-- Start of Data for processing --

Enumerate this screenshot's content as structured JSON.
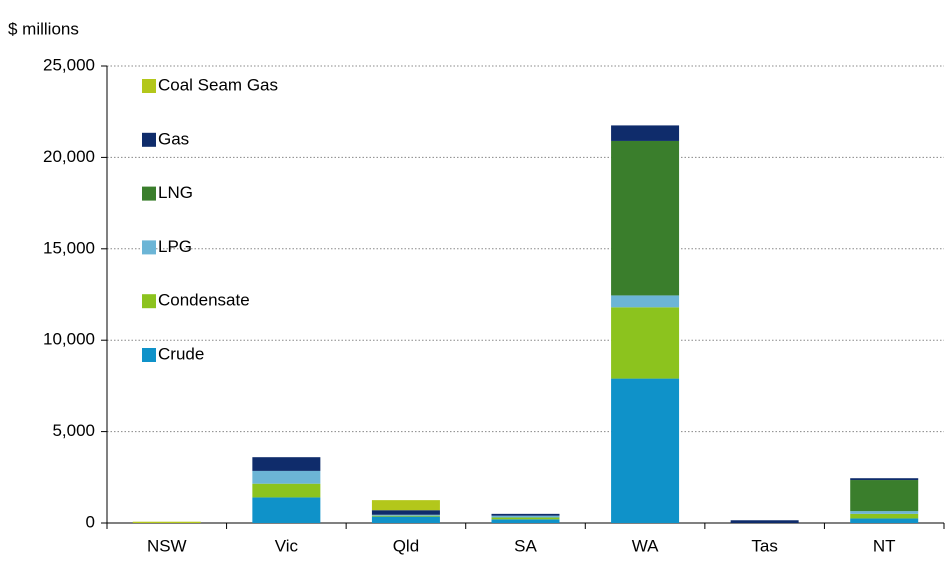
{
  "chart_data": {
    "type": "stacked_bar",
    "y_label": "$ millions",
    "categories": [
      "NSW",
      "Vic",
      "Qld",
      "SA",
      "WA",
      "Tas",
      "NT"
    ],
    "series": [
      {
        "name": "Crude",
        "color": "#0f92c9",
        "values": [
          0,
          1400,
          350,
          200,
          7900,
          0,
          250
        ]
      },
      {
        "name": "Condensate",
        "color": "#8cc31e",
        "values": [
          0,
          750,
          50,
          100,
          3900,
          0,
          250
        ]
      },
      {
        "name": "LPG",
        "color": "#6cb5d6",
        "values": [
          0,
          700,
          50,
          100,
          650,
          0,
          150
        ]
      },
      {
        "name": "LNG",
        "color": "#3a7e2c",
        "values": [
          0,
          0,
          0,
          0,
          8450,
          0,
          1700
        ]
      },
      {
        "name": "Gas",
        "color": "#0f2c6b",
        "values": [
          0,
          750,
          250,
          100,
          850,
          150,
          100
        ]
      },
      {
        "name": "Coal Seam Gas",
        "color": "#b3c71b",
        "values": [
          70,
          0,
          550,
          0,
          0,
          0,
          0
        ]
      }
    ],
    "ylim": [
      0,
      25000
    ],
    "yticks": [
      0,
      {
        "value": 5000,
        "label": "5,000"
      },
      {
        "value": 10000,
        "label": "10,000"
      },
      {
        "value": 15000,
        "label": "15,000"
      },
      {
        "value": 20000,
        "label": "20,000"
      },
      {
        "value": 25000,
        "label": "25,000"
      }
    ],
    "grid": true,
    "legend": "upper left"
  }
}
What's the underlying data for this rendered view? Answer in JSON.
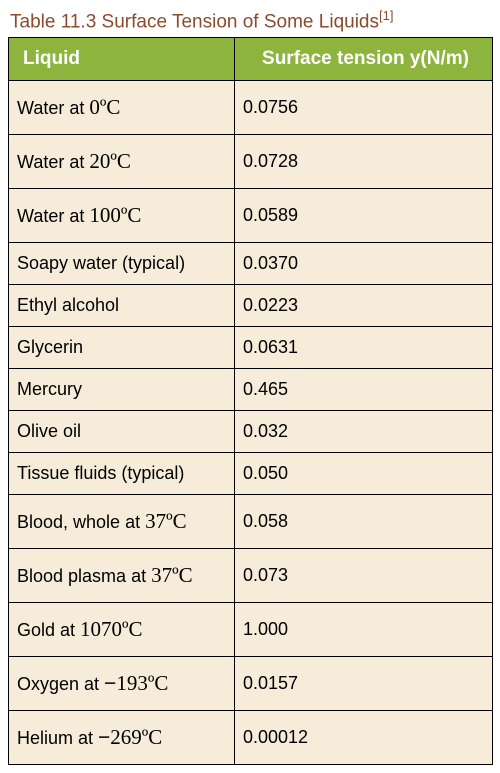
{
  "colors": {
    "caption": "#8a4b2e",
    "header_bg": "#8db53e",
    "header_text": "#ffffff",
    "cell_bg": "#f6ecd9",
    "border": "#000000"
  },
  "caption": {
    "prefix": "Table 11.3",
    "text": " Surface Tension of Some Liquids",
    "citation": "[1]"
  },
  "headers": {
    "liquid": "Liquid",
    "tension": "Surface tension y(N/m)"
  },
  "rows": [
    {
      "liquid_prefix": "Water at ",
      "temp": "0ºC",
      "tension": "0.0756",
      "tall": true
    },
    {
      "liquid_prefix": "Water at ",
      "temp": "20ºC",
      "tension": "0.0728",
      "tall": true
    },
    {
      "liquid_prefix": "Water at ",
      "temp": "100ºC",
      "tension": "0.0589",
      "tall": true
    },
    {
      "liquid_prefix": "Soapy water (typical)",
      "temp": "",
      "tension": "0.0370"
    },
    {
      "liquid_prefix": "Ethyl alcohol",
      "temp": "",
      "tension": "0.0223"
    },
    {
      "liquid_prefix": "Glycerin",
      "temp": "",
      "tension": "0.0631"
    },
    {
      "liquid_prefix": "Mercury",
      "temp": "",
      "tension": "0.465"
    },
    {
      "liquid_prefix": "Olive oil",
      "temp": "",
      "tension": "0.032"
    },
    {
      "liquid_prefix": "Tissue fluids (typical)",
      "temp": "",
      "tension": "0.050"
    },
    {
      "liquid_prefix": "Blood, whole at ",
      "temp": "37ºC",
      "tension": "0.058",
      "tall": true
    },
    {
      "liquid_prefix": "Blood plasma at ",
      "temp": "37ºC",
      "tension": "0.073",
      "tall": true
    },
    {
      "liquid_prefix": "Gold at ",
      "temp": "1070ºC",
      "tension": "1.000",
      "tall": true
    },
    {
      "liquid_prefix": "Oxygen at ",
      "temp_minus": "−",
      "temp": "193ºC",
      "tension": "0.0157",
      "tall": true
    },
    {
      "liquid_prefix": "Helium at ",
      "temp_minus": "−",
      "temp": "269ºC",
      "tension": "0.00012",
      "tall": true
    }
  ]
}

-- End of Data for processing --

In the records above, collect each line with "name".

_Result_
        "name": "Crude",
        "name": "Condensate",
        "name": "LPG",
        "name": "LNG",
        "name": "Gas",
        "name": "Coal Seam Gas",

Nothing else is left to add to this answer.